--- Written exercise ---
Output an exact reproduction of the data.

--- Information provided ---
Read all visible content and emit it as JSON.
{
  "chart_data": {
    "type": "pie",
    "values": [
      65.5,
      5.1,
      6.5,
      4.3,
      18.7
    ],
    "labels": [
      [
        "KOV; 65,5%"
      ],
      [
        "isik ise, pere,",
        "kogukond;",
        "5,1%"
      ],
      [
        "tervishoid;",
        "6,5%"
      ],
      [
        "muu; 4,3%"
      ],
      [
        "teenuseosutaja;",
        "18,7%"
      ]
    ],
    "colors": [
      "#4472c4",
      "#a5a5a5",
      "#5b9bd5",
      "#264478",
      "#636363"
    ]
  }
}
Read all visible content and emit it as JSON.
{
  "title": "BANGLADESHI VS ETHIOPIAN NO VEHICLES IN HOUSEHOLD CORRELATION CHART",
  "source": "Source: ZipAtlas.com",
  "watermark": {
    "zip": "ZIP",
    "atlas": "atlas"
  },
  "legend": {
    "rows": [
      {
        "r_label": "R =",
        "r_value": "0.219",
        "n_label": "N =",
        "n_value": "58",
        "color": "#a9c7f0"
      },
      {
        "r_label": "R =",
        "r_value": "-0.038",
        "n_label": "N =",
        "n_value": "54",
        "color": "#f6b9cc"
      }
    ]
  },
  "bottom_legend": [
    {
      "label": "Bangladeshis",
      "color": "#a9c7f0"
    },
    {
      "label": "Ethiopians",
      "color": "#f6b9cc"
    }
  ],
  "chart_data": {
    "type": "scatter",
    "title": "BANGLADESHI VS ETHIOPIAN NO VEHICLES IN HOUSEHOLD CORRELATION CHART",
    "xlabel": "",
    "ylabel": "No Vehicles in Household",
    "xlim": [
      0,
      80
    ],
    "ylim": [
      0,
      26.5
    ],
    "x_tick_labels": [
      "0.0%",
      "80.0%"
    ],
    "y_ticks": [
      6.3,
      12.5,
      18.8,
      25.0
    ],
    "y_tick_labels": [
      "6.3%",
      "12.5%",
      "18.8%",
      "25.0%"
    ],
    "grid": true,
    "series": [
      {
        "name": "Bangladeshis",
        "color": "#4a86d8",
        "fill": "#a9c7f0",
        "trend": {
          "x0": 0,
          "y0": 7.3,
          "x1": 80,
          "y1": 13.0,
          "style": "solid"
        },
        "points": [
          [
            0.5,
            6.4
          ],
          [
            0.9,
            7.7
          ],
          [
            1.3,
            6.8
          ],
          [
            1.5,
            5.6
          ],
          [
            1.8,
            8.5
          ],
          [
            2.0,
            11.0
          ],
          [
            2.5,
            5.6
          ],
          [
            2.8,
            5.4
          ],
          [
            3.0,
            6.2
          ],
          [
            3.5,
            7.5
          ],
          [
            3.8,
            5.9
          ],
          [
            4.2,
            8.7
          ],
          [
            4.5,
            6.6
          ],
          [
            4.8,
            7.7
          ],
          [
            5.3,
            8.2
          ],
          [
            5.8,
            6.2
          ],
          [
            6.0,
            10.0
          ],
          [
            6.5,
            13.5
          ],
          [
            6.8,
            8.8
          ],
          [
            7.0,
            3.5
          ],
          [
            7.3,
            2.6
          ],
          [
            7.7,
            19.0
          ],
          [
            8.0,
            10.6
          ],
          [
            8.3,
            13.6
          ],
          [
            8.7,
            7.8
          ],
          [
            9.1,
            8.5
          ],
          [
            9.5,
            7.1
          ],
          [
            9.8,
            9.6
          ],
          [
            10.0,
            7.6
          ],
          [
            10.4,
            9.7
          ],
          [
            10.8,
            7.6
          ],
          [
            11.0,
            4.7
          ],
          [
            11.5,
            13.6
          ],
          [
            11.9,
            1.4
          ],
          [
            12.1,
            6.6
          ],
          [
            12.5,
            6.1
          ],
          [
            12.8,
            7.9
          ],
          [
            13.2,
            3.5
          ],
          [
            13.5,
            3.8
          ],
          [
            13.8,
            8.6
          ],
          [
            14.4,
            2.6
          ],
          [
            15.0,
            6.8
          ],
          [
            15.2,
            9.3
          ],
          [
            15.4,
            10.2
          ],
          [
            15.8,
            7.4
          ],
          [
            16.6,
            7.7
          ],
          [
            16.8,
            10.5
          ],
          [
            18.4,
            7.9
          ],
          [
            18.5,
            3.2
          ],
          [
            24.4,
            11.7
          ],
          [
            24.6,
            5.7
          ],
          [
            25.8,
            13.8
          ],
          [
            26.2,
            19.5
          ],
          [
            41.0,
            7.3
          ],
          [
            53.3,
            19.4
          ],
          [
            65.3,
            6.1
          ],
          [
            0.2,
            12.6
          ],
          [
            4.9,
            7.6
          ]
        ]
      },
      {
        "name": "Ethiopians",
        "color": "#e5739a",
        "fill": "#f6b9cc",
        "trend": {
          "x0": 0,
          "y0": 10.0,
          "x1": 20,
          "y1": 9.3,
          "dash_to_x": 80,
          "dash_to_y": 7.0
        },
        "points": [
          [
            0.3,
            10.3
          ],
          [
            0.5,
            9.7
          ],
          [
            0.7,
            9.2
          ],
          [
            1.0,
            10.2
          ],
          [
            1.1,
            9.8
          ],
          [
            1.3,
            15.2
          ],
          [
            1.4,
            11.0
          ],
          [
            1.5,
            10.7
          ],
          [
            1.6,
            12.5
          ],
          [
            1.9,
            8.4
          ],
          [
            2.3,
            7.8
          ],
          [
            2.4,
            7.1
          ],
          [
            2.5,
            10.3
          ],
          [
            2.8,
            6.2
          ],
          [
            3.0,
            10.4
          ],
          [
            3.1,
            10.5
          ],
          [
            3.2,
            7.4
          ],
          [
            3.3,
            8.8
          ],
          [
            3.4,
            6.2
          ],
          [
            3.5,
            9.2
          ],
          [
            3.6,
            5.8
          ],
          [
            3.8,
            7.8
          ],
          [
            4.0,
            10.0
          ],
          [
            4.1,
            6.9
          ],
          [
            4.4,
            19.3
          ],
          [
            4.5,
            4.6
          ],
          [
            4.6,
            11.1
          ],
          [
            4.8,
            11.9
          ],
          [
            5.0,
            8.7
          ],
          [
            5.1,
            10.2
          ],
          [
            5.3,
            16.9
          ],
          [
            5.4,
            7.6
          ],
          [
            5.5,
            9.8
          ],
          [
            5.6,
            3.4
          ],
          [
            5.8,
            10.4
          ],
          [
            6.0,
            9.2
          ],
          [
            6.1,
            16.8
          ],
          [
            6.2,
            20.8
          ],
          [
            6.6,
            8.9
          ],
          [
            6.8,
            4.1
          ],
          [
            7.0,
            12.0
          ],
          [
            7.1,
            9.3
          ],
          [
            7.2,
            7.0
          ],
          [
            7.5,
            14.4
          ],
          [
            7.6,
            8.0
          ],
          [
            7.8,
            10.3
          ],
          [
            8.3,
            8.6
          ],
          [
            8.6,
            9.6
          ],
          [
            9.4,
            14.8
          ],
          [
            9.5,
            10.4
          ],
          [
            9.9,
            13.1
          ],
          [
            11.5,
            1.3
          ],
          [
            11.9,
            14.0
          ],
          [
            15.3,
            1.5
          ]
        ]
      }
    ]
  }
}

--- Exercise response ---
Read all visible content and emit it as JSON.
{
  "chart_data": {
    "type": "pie",
    "values": [
      65.5,
      5.1,
      6.5,
      4.3,
      18.7
    ],
    "labels": [
      [
        "KOV; 65,5%"
      ],
      [
        "isik ise, pere,",
        "kogukond;",
        "5,1%"
      ],
      [
        "tervishoid;",
        "6,5%"
      ],
      [
        "muu; 4,3%"
      ],
      [
        "teenuseosutaja;",
        "18,7%"
      ]
    ],
    "colors": [
      "#4472c4",
      "#a5a5a5",
      "#5b9bd5",
      "#264478",
      "#636363"
    ]
  }
}
Read all visible content and emit it as JSON.
{
  "title": "BANGLADESHI VS ETHIOPIAN NO VEHICLES IN HOUSEHOLD CORRELATION CHART",
  "source": "Source: ZipAtlas.com",
  "watermark": {
    "zip": "ZIP",
    "atlas": "atlas"
  },
  "legend": {
    "rows": [
      {
        "r_label": "R =",
        "r_value": "0.219",
        "n_label": "N =",
        "n_value": "58",
        "color": "#a9c7f0"
      },
      {
        "r_label": "R =",
        "r_value": "-0.038",
        "n_label": "N =",
        "n_value": "54",
        "color": "#f6b9cc"
      }
    ]
  },
  "bottom_legend": [
    {
      "label": "Bangladeshis",
      "color": "#a9c7f0"
    },
    {
      "label": "Ethiopians",
      "color": "#f6b9cc"
    }
  ],
  "chart_data": {
    "type": "scatter",
    "title": "BANGLADESHI VS ETHIOPIAN NO VEHICLES IN HOUSEHOLD CORRELATION CHART",
    "xlabel": "",
    "ylabel": "No Vehicles in Household",
    "xlim": [
      0,
      80
    ],
    "ylim": [
      0,
      26.5
    ],
    "x_tick_labels": [
      "0.0%",
      "80.0%"
    ],
    "y_ticks": [
      6.3,
      12.5,
      18.8,
      25.0
    ],
    "y_tick_labels": [
      "6.3%",
      "12.5%",
      "18.8%",
      "25.0%"
    ],
    "grid": true,
    "series": [
      {
        "name": "Bangladeshis",
        "color": "#4a86d8",
        "fill": "#a9c7f0",
        "trend": {
          "x0": 0,
          "y0": 7.3,
          "x1": 80,
          "y1": 13.0,
          "style": "solid"
        },
        "points": [
          [
            0.5,
            6.4
          ],
          [
            0.9,
            7.7
          ],
          [
            1.3,
            6.8
          ],
          [
            1.5,
            5.6
          ],
          [
            1.8,
            8.5
          ],
          [
            2.0,
            11.0
          ],
          [
            2.5,
            5.6
          ],
          [
            2.8,
            5.4
          ],
          [
            3.0,
            6.2
          ],
          [
            3.5,
            7.5
          ],
          [
            3.8,
            5.9
          ],
          [
            4.2,
            8.7
          ],
          [
            4.5,
            6.6
          ],
          [
            4.8,
            7.7
          ],
          [
            5.3,
            8.2
          ],
          [
            5.8,
            6.2
          ],
          [
            6.0,
            10.0
          ],
          [
            6.5,
            13.5
          ],
          [
            6.8,
            8.8
          ],
          [
            7.0,
            3.5
          ],
          [
            7.3,
            2.6
          ],
          [
            7.7,
            19.0
          ],
          [
            8.0,
            10.6
          ],
          [
            8.3,
            13.6
          ],
          [
            8.7,
            7.8
          ],
          [
            9.1,
            8.5
          ],
          [
            9.5,
            7.1
          ],
          [
            9.8,
            9.6
          ],
          [
            10.0,
            7.6
          ],
          [
            10.4,
            9.7
          ],
          [
            10.8,
            7.6
          ],
          [
            11.0,
            4.7
          ],
          [
            11.5,
            13.6
          ],
          [
            11.9,
            1.4
          ],
          [
            12.1,
            6.6
          ],
          [
            12.5,
            6.1
          ],
          [
            12.8,
            7.9
          ],
          [
            13.2,
            3.5
          ],
          [
            13.5,
            3.8
          ],
          [
            13.8,
            8.6
          ],
          [
            14.4,
            2.6
          ],
          [
            15.0,
            6.8
          ],
          [
            15.2,
            9.3
          ],
          [
            15.4,
            10.2
          ],
          [
            15.8,
            7.4
          ],
          [
            16.6,
            7.7
          ],
          [
            16.8,
            10.5
          ],
          [
            18.4,
            7.9
          ],
          [
            18.5,
            3.2
          ],
          [
            24.4,
            11.7
          ],
          [
            24.6,
            5.7
          ],
          [
            25.8,
            13.8
          ],
          [
            26.2,
            19.5
          ],
          [
            41.0,
            7.3
          ],
          [
            53.3,
            19.4
          ],
          [
            65.3,
            6.1
          ],
          [
            0.2,
            12.6
          ],
          [
            4.9,
            7.6
          ]
        ]
      },
      {
        "name": "Ethiopians",
        "color": "#e5739a",
        "fill": "#f6b9cc",
        "trend": {
          "x0": 0,
          "y0": 10.0,
          "x1": 20,
          "y1": 9.3,
          "dash_to_x": 80,
          "dash_to_y": 7.0
        },
        "points": [
          [
            0.3,
            10.3
          ],
          [
            0.5,
            9.7
          ],
          [
            0.7,
            9.2
          ],
          [
            1.0,
            10.2
          ],
          [
            1.1,
            9.8
          ],
          [
            1.3,
            15.2
          ],
          [
            1.4,
            11.0
          ],
          [
            1.5,
            10.7
          ],
          [
            1.6,
            12.5
          ],
          [
            1.9,
            8.4
          ],
          [
            2.3,
            7.8
          ],
          [
            2.4,
            7.1
          ],
          [
            2.5,
            10.3
          ],
          [
            2.8,
            6.2
          ],
          [
            3.0,
            10.4
          ],
          [
            3.1,
            10.5
          ],
          [
            3.2,
            7.4
          ],
          [
            3.3,
            8.8
          ],
          [
            3.4,
            6.2
          ],
          [
            3.5,
            9.2
          ],
          [
            3.6,
            5.8
          ],
          [
            3.8,
            7.8
          ],
          [
            4.0,
            10.0
          ],
          [
            4.1,
            6.9
          ],
          [
            4.4,
            19.3
          ],
          [
            4.5,
            4.6
          ],
          [
            4.6,
            11.1
          ],
          [
            4.8,
            11.9
          ],
          [
            5.0,
            8.7
          ],
          [
            5.1,
            10.2
          ],
          [
            5.3,
            16.9
          ],
          [
            5.4,
            7.6
          ],
          [
            5.5,
            9.8
          ],
          [
            5.6,
            3.4
          ],
          [
            5.8,
            10.4
          ],
          [
            6.0,
            9.2
          ],
          [
            6.1,
            16.8
          ],
          [
            6.2,
            20.8
          ],
          [
            6.6,
            8.9
          ],
          [
            6.8,
            4.1
          ],
          [
            7.0,
            12.0
          ],
          [
            7.1,
            9.3
          ],
          [
            7.2,
            7.0
          ],
          [
            7.5,
            14.4
          ],
          [
            7.6,
            8.0
          ],
          [
            7.8,
            10.3
          ],
          [
            8.3,
            8.6
          ],
          [
            8.6,
            9.6
          ],
          [
            9.4,
            14.8
          ],
          [
            9.5,
            10.4
          ],
          [
            9.9,
            13.1
          ],
          [
            11.5,
            1.3
          ],
          [
            11.9,
            14.0
          ],
          [
            15.3,
            1.5
          ]
        ]
      }
    ]
  }
}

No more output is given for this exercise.